Data supplied:
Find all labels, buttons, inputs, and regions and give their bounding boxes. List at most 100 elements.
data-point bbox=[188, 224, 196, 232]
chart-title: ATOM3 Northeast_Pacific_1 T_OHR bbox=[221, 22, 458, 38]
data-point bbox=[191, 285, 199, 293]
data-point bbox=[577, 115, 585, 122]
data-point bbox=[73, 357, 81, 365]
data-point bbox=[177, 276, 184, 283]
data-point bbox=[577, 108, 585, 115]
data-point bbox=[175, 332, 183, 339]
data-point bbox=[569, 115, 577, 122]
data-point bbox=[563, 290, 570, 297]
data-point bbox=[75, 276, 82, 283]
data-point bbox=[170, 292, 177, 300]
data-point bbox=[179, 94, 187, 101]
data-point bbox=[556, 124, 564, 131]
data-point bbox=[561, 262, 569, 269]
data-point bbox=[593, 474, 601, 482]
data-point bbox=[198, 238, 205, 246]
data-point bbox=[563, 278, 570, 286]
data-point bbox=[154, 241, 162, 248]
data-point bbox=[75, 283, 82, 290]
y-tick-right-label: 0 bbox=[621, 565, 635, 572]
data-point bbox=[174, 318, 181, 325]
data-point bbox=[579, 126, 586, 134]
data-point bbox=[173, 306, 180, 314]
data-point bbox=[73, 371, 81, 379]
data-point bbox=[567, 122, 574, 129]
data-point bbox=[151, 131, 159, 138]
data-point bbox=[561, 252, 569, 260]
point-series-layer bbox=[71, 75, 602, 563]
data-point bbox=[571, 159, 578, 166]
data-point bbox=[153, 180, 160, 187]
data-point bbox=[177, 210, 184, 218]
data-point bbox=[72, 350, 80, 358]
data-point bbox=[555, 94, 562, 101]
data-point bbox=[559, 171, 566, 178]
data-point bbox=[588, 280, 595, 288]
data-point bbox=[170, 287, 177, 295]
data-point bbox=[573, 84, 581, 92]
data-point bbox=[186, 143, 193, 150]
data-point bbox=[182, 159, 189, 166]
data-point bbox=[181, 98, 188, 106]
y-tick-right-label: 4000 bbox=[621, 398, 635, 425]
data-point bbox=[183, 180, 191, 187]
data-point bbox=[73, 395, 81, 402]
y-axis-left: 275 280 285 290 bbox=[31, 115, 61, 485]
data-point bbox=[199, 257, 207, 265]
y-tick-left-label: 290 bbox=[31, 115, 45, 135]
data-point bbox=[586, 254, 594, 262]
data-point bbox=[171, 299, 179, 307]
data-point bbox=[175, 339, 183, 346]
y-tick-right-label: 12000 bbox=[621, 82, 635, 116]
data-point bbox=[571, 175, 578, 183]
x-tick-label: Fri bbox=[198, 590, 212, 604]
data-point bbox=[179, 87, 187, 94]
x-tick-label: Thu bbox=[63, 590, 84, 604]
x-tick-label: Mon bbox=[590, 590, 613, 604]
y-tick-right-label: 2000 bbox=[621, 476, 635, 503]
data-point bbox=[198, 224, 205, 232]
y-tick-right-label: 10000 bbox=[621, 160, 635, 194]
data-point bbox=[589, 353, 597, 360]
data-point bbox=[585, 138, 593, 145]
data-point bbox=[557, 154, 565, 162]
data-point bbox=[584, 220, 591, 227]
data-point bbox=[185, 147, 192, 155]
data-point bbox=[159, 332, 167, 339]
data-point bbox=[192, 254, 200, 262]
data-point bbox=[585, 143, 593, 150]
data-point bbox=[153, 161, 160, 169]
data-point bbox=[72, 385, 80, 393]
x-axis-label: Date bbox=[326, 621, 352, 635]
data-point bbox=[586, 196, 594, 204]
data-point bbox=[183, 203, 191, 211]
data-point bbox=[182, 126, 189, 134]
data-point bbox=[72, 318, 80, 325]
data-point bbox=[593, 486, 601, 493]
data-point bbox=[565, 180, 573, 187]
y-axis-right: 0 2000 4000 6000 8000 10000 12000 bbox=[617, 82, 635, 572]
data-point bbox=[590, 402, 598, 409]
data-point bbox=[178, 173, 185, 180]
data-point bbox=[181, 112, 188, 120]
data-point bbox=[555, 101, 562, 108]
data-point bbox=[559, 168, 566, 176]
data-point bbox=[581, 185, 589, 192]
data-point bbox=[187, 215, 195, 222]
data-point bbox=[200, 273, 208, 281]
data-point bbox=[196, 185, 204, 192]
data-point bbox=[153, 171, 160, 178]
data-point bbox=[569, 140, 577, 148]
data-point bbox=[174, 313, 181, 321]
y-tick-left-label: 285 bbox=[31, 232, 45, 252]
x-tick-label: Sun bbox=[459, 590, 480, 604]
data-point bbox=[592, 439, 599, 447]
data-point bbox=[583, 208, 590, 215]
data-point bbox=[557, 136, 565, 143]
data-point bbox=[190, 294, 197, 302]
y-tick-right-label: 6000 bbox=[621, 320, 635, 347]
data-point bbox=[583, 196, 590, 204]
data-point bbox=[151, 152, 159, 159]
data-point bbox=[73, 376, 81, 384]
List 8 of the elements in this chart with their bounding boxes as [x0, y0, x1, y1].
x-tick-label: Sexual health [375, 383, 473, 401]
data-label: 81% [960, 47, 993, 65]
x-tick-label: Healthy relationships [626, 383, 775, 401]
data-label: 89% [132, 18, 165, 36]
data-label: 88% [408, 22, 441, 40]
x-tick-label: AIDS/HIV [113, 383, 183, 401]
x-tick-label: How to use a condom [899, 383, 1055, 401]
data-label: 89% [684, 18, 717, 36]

Objective:
Can you extract every line from all of the items above and copy each one word for word?

The solution:
Find all labels, buttons, inputs, and regions and give their bounding boxes. List at most 100 elements.
data-point bbox=[188, 224, 196, 232]
chart-title: ATOM3 Northeast_Pacific_1 T_OHR bbox=[221, 22, 458, 38]
data-point bbox=[191, 285, 199, 293]
data-point bbox=[577, 115, 585, 122]
data-point bbox=[73, 357, 81, 365]
data-point bbox=[177, 276, 184, 283]
data-point bbox=[577, 108, 585, 115]
data-point bbox=[175, 332, 183, 339]
data-point bbox=[569, 115, 577, 122]
data-point bbox=[563, 290, 570, 297]
data-point bbox=[75, 276, 82, 283]
data-point bbox=[170, 292, 177, 300]
data-point bbox=[179, 94, 187, 101]
data-point bbox=[556, 124, 564, 131]
data-point bbox=[561, 262, 569, 269]
data-point bbox=[593, 474, 601, 482]
data-point bbox=[198, 238, 205, 246]
data-point bbox=[563, 278, 570, 286]
data-point bbox=[154, 241, 162, 248]
data-point bbox=[75, 283, 82, 290]
y-tick-right-label: 0 bbox=[621, 565, 635, 572]
data-point bbox=[174, 318, 181, 325]
data-point bbox=[579, 126, 586, 134]
data-point bbox=[173, 306, 180, 314]
data-point bbox=[73, 371, 81, 379]
data-point bbox=[567, 122, 574, 129]
data-point bbox=[151, 131, 159, 138]
data-point bbox=[561, 252, 569, 260]
point-series-layer bbox=[71, 75, 602, 563]
data-point bbox=[571, 159, 578, 166]
data-point bbox=[153, 180, 160, 187]
data-point bbox=[177, 210, 184, 218]
data-point bbox=[72, 350, 80, 358]
data-point bbox=[555, 94, 562, 101]
data-point bbox=[559, 171, 566, 178]
data-point bbox=[588, 280, 595, 288]
data-point bbox=[170, 287, 177, 295]
data-point bbox=[573, 84, 581, 92]
data-point bbox=[186, 143, 193, 150]
data-point bbox=[182, 159, 189, 166]
data-point bbox=[181, 98, 188, 106]
y-tick-right-label: 4000 bbox=[621, 398, 635, 425]
data-point bbox=[183, 180, 191, 187]
data-point bbox=[73, 395, 81, 402]
y-axis-left: 275 280 285 290 bbox=[31, 115, 61, 485]
data-point bbox=[199, 257, 207, 265]
y-tick-left-label: 290 bbox=[31, 115, 45, 135]
data-point bbox=[586, 254, 594, 262]
data-point bbox=[171, 299, 179, 307]
data-point bbox=[175, 339, 183, 346]
y-tick-right-label: 12000 bbox=[621, 82, 635, 116]
data-point bbox=[571, 175, 578, 183]
x-tick-label: Fri bbox=[198, 590, 212, 604]
data-point bbox=[179, 87, 187, 94]
x-tick-label: Thu bbox=[63, 590, 84, 604]
x-tick-label: Mon bbox=[590, 590, 613, 604]
y-tick-right-label: 2000 bbox=[621, 476, 635, 503]
data-point bbox=[198, 224, 205, 232]
y-tick-right-label: 10000 bbox=[621, 160, 635, 194]
data-point bbox=[589, 353, 597, 360]
data-point bbox=[585, 138, 593, 145]
data-point bbox=[557, 154, 565, 162]
data-point bbox=[584, 220, 591, 227]
data-point bbox=[185, 147, 192, 155]
data-point bbox=[159, 332, 167, 339]
data-point bbox=[192, 254, 200, 262]
data-point bbox=[585, 143, 593, 150]
data-point bbox=[153, 161, 160, 169]
data-point bbox=[72, 385, 80, 393]
x-axis-label: Date bbox=[326, 621, 352, 635]
data-point bbox=[586, 196, 594, 204]
data-point bbox=[183, 203, 191, 211]
data-point bbox=[182, 126, 189, 134]
data-point bbox=[72, 318, 80, 325]
data-point bbox=[593, 486, 601, 493]
data-point bbox=[565, 180, 573, 187]
y-axis-right: 0 2000 4000 6000 8000 10000 12000 bbox=[617, 82, 635, 572]
data-point bbox=[590, 402, 598, 409]
data-point bbox=[178, 173, 185, 180]
data-point bbox=[181, 112, 188, 120]
data-point bbox=[555, 101, 562, 108]
data-point bbox=[559, 168, 566, 176]
data-point bbox=[581, 185, 589, 192]
data-point bbox=[187, 215, 195, 222]
data-point bbox=[200, 273, 208, 281]
data-point bbox=[196, 185, 204, 192]
data-point bbox=[153, 171, 160, 178]
data-point bbox=[569, 140, 577, 148]
data-point bbox=[174, 313, 181, 321]
y-tick-left-label: 285 bbox=[31, 232, 45, 252]
x-tick-label: Sun bbox=[459, 590, 480, 604]
data-point bbox=[592, 439, 599, 447]
data-point bbox=[583, 208, 590, 215]
data-point bbox=[557, 136, 565, 143]
data-point bbox=[190, 294, 197, 302]
y-tick-right-label: 6000 bbox=[621, 320, 635, 347]
data-point bbox=[583, 196, 590, 204]
data-point bbox=[151, 152, 159, 159]
data-point bbox=[73, 376, 81, 384]
List 8 of the elements in this chart with their bounding boxes as [x0, y0, x1, y1].
x-tick-label: Sexual health [375, 383, 473, 401]
data-label: 81% [960, 47, 993, 65]
x-tick-label: Healthy relationships [626, 383, 775, 401]
data-label: 89% [132, 18, 165, 36]
data-label: 88% [408, 22, 441, 40]
x-tick-label: AIDS/HIV [113, 383, 183, 401]
x-tick-label: How to use a condom [899, 383, 1055, 401]
data-label: 89% [684, 18, 717, 36]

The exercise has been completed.